TASK BRIEF:
Copy out all the lines exactly. Omit pictures.

PROVIDED RECORDS:

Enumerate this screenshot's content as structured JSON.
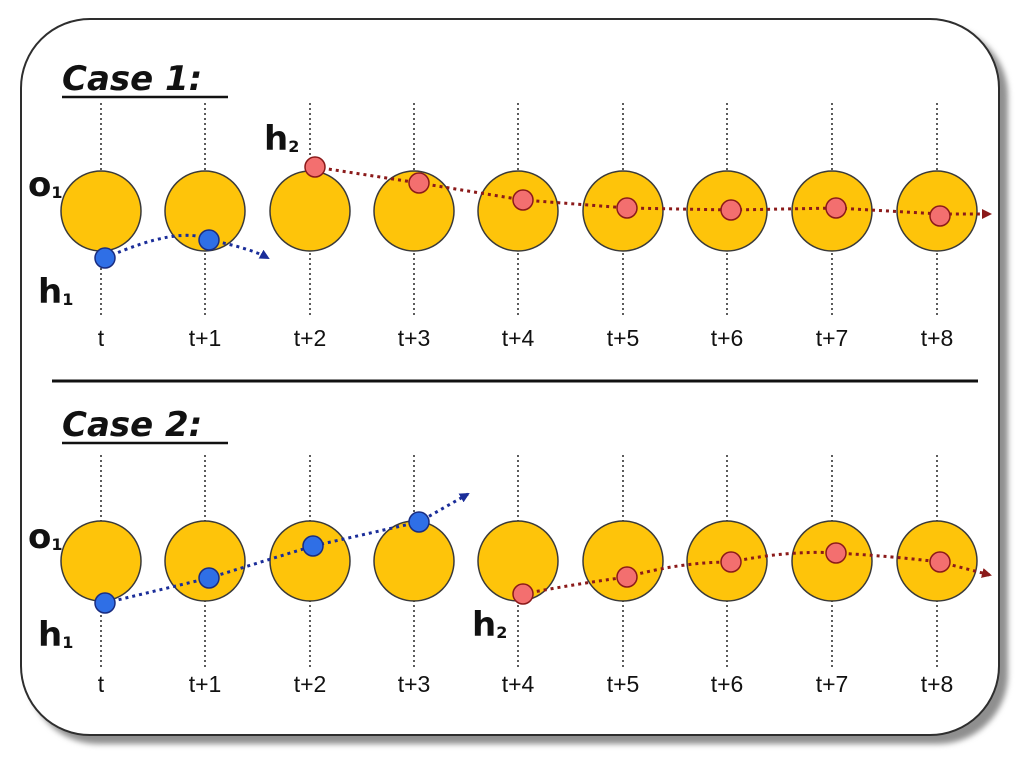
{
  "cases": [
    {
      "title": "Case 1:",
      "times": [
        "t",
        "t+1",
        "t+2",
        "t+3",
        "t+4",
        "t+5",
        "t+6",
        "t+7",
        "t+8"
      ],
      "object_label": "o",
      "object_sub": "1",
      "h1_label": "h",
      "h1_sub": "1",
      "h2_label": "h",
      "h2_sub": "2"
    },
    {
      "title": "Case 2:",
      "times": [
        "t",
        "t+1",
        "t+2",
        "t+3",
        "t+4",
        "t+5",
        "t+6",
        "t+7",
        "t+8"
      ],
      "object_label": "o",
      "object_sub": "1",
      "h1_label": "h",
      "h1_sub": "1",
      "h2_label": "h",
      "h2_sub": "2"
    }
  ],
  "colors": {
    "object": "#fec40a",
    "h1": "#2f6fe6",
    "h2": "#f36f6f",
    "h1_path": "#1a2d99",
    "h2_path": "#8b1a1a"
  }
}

EXERCISE OUTPUT:
Enumerate this screenshot's content as structured JSON.
{
  "cases": [
    {
      "title": "Case 1:",
      "times": [
        "t",
        "t+1",
        "t+2",
        "t+3",
        "t+4",
        "t+5",
        "t+6",
        "t+7",
        "t+8"
      ],
      "object_label": "o",
      "object_sub": "1",
      "h1_label": "h",
      "h1_sub": "1",
      "h2_label": "h",
      "h2_sub": "2"
    },
    {
      "title": "Case 2:",
      "times": [
        "t",
        "t+1",
        "t+2",
        "t+3",
        "t+4",
        "t+5",
        "t+6",
        "t+7",
        "t+8"
      ],
      "object_label": "o",
      "object_sub": "1",
      "h1_label": "h",
      "h1_sub": "1",
      "h2_label": "h",
      "h2_sub": "2"
    }
  ],
  "colors": {
    "object": "#fec40a",
    "h1": "#2f6fe6",
    "h2": "#f36f6f",
    "h1_path": "#1a2d99",
    "h2_path": "#8b1a1a"
  }
}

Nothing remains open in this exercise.